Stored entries
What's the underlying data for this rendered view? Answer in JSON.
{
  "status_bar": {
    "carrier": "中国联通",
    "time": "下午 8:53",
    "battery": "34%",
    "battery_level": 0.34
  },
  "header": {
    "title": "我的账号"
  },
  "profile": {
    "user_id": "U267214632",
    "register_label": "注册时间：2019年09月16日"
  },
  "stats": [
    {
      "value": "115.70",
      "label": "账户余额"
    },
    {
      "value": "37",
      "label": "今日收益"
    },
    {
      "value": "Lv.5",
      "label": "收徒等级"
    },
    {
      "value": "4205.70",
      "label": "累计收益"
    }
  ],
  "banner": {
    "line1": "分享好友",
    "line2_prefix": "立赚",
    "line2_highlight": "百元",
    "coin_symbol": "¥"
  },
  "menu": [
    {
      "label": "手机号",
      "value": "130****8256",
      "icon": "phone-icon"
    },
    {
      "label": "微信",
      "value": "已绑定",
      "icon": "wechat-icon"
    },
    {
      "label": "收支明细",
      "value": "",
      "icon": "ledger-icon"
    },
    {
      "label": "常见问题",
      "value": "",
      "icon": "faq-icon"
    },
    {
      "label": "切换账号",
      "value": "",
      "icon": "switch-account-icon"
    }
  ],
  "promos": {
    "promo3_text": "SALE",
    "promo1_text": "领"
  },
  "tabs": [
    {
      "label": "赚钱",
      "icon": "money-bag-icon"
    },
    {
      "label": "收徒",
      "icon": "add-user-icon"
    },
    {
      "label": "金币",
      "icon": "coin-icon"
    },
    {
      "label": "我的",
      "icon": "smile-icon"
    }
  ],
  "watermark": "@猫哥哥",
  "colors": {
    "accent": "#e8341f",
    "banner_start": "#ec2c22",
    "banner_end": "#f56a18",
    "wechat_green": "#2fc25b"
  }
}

* [Goal of the exercise]: Output the records verbatim, from the first line to the last.

* [Worked answer]:
What's the underlying data for this rendered view? Answer in JSON.
{
  "status_bar": {
    "carrier": "中国联通",
    "time": "下午 8:53",
    "battery": "34%",
    "battery_level": 0.34
  },
  "header": {
    "title": "我的账号"
  },
  "profile": {
    "user_id": "U267214632",
    "register_label": "注册时间：2019年09月16日"
  },
  "stats": [
    {
      "value": "115.70",
      "label": "账户余额"
    },
    {
      "value": "37",
      "label": "今日收益"
    },
    {
      "value": "Lv.5",
      "label": "收徒等级"
    },
    {
      "value": "4205.70",
      "label": "累计收益"
    }
  ],
  "banner": {
    "line1": "分享好友",
    "line2_prefix": "立赚",
    "line2_highlight": "百元",
    "coin_symbol": "¥"
  },
  "menu": [
    {
      "label": "手机号",
      "value": "130****8256",
      "icon": "phone-icon"
    },
    {
      "label": "微信",
      "value": "已绑定",
      "icon": "wechat-icon"
    },
    {
      "label": "收支明细",
      "value": "",
      "icon": "ledger-icon"
    },
    {
      "label": "常见问题",
      "value": "",
      "icon": "faq-icon"
    },
    {
      "label": "切换账号",
      "value": "",
      "icon": "switch-account-icon"
    }
  ],
  "promos": {
    "promo3_text": "SALE",
    "promo1_text": "领"
  },
  "tabs": [
    {
      "label": "赚钱",
      "icon": "money-bag-icon"
    },
    {
      "label": "收徒",
      "icon": "add-user-icon"
    },
    {
      "label": "金币",
      "icon": "coin-icon"
    },
    {
      "label": "我的",
      "icon": "smile-icon"
    }
  ],
  "watermark": "@猫哥哥",
  "colors": {
    "accent": "#e8341f",
    "banner_start": "#ec2c22",
    "banner_end": "#f56a18",
    "wechat_green": "#2fc25b"
  }
}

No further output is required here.